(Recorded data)
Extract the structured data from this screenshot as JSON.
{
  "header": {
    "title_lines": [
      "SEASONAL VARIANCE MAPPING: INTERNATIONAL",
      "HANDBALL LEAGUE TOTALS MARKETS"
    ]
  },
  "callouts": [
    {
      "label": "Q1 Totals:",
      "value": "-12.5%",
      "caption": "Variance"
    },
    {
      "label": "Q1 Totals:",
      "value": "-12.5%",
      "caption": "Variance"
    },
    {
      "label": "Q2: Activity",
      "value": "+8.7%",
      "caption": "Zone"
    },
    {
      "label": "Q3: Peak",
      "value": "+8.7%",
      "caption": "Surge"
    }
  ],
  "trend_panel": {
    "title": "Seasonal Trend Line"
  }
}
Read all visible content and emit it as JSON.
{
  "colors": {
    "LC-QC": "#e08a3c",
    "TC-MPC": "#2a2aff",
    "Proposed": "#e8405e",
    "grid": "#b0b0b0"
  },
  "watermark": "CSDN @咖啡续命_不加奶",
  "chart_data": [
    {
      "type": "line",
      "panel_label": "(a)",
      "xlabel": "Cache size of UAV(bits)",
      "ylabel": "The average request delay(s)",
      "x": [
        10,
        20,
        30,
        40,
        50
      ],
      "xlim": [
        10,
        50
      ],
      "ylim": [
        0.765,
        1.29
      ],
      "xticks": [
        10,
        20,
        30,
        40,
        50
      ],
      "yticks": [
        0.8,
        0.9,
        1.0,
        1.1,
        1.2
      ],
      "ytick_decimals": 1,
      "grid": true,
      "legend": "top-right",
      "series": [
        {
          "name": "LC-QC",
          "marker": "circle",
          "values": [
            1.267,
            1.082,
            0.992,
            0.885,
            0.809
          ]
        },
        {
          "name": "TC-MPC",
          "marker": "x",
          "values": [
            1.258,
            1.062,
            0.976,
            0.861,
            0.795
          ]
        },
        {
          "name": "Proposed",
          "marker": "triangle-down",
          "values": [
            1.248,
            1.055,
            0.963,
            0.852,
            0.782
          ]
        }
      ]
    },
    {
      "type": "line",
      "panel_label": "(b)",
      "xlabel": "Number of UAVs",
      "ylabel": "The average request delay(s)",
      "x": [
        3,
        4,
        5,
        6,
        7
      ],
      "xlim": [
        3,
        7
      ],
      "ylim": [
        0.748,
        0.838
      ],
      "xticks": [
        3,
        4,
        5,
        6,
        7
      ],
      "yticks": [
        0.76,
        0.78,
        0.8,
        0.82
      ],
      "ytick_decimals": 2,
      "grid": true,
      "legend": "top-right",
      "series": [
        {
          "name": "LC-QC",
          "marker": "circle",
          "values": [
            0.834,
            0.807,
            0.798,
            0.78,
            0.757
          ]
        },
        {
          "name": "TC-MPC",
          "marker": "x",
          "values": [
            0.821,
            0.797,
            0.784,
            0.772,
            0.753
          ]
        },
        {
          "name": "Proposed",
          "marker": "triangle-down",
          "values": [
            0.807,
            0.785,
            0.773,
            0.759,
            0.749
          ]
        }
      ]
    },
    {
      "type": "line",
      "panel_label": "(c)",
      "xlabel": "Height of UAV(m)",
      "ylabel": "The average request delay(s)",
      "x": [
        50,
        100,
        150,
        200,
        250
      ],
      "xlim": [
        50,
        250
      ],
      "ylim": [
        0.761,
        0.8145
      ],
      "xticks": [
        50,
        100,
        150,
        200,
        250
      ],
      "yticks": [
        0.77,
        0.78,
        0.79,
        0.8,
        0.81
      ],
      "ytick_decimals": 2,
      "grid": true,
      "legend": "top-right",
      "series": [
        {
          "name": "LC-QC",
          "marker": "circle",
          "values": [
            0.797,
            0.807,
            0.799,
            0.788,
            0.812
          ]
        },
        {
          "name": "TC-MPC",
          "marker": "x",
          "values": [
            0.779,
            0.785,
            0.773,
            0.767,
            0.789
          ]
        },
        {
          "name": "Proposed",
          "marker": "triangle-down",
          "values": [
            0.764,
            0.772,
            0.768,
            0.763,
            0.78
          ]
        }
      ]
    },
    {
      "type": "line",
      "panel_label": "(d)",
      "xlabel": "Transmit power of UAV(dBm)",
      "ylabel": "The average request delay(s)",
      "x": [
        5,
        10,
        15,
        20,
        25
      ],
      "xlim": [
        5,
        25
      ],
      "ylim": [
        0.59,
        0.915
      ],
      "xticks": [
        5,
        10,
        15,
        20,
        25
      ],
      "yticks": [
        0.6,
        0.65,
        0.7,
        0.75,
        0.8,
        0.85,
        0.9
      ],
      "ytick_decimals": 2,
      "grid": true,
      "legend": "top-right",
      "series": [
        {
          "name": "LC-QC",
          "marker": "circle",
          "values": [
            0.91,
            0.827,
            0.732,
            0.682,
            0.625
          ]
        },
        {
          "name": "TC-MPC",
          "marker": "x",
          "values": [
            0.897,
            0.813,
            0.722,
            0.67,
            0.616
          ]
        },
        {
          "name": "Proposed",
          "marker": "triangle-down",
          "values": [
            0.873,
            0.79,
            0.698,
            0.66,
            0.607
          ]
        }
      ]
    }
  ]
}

- WHAT THIS TASK INVOLVES -
Repeat every record, exactly as written.

- FINAL RESULT -
Extract the structured data from this screenshot as JSON.
{
  "header": {
    "title_lines": [
      "SEASONAL VARIANCE MAPPING: INTERNATIONAL",
      "HANDBALL LEAGUE TOTALS MARKETS"
    ]
  },
  "callouts": [
    {
      "label": "Q1 Totals:",
      "value": "-12.5%",
      "caption": "Variance"
    },
    {
      "label": "Q1 Totals:",
      "value": "-12.5%",
      "caption": "Variance"
    },
    {
      "label": "Q2: Activity",
      "value": "+8.7%",
      "caption": "Zone"
    },
    {
      "label": "Q3: Peak",
      "value": "+8.7%",
      "caption": "Surge"
    }
  ],
  "trend_panel": {
    "title": "Seasonal Trend Line"
  }
}
Read all visible content and emit it as JSON.
{
  "colors": {
    "LC-QC": "#e08a3c",
    "TC-MPC": "#2a2aff",
    "Proposed": "#e8405e",
    "grid": "#b0b0b0"
  },
  "watermark": "CSDN @咖啡续命_不加奶",
  "chart_data": [
    {
      "type": "line",
      "panel_label": "(a)",
      "xlabel": "Cache size of UAV(bits)",
      "ylabel": "The average request delay(s)",
      "x": [
        10,
        20,
        30,
        40,
        50
      ],
      "xlim": [
        10,
        50
      ],
      "ylim": [
        0.765,
        1.29
      ],
      "xticks": [
        10,
        20,
        30,
        40,
        50
      ],
      "yticks": [
        0.8,
        0.9,
        1.0,
        1.1,
        1.2
      ],
      "ytick_decimals": 1,
      "grid": true,
      "legend": "top-right",
      "series": [
        {
          "name": "LC-QC",
          "marker": "circle",
          "values": [
            1.267,
            1.082,
            0.992,
            0.885,
            0.809
          ]
        },
        {
          "name": "TC-MPC",
          "marker": "x",
          "values": [
            1.258,
            1.062,
            0.976,
            0.861,
            0.795
          ]
        },
        {
          "name": "Proposed",
          "marker": "triangle-down",
          "values": [
            1.248,
            1.055,
            0.963,
            0.852,
            0.782
          ]
        }
      ]
    },
    {
      "type": "line",
      "panel_label": "(b)",
      "xlabel": "Number of UAVs",
      "ylabel": "The average request delay(s)",
      "x": [
        3,
        4,
        5,
        6,
        7
      ],
      "xlim": [
        3,
        7
      ],
      "ylim": [
        0.748,
        0.838
      ],
      "xticks": [
        3,
        4,
        5,
        6,
        7
      ],
      "yticks": [
        0.76,
        0.78,
        0.8,
        0.82
      ],
      "ytick_decimals": 2,
      "grid": true,
      "legend": "top-right",
      "series": [
        {
          "name": "LC-QC",
          "marker": "circle",
          "values": [
            0.834,
            0.807,
            0.798,
            0.78,
            0.757
          ]
        },
        {
          "name": "TC-MPC",
          "marker": "x",
          "values": [
            0.821,
            0.797,
            0.784,
            0.772,
            0.753
          ]
        },
        {
          "name": "Proposed",
          "marker": "triangle-down",
          "values": [
            0.807,
            0.785,
            0.773,
            0.759,
            0.749
          ]
        }
      ]
    },
    {
      "type": "line",
      "panel_label": "(c)",
      "xlabel": "Height of UAV(m)",
      "ylabel": "The average request delay(s)",
      "x": [
        50,
        100,
        150,
        200,
        250
      ],
      "xlim": [
        50,
        250
      ],
      "ylim": [
        0.761,
        0.8145
      ],
      "xticks": [
        50,
        100,
        150,
        200,
        250
      ],
      "yticks": [
        0.77,
        0.78,
        0.79,
        0.8,
        0.81
      ],
      "ytick_decimals": 2,
      "grid": true,
      "legend": "top-right",
      "series": [
        {
          "name": "LC-QC",
          "marker": "circle",
          "values": [
            0.797,
            0.807,
            0.799,
            0.788,
            0.812
          ]
        },
        {
          "name": "TC-MPC",
          "marker": "x",
          "values": [
            0.779,
            0.785,
            0.773,
            0.767,
            0.789
          ]
        },
        {
          "name": "Proposed",
          "marker": "triangle-down",
          "values": [
            0.764,
            0.772,
            0.768,
            0.763,
            0.78
          ]
        }
      ]
    },
    {
      "type": "line",
      "panel_label": "(d)",
      "xlabel": "Transmit power of UAV(dBm)",
      "ylabel": "The average request delay(s)",
      "x": [
        5,
        10,
        15,
        20,
        25
      ],
      "xlim": [
        5,
        25
      ],
      "ylim": [
        0.59,
        0.915
      ],
      "xticks": [
        5,
        10,
        15,
        20,
        25
      ],
      "yticks": [
        0.6,
        0.65,
        0.7,
        0.75,
        0.8,
        0.85,
        0.9
      ],
      "ytick_decimals": 2,
      "grid": true,
      "legend": "top-right",
      "series": [
        {
          "name": "LC-QC",
          "marker": "circle",
          "values": [
            0.91,
            0.827,
            0.732,
            0.682,
            0.625
          ]
        },
        {
          "name": "TC-MPC",
          "marker": "x",
          "values": [
            0.897,
            0.813,
            0.722,
            0.67,
            0.616
          ]
        },
        {
          "name": "Proposed",
          "marker": "triangle-down",
          "values": [
            0.873,
            0.79,
            0.698,
            0.66,
            0.607
          ]
        }
      ]
    }
  ]
}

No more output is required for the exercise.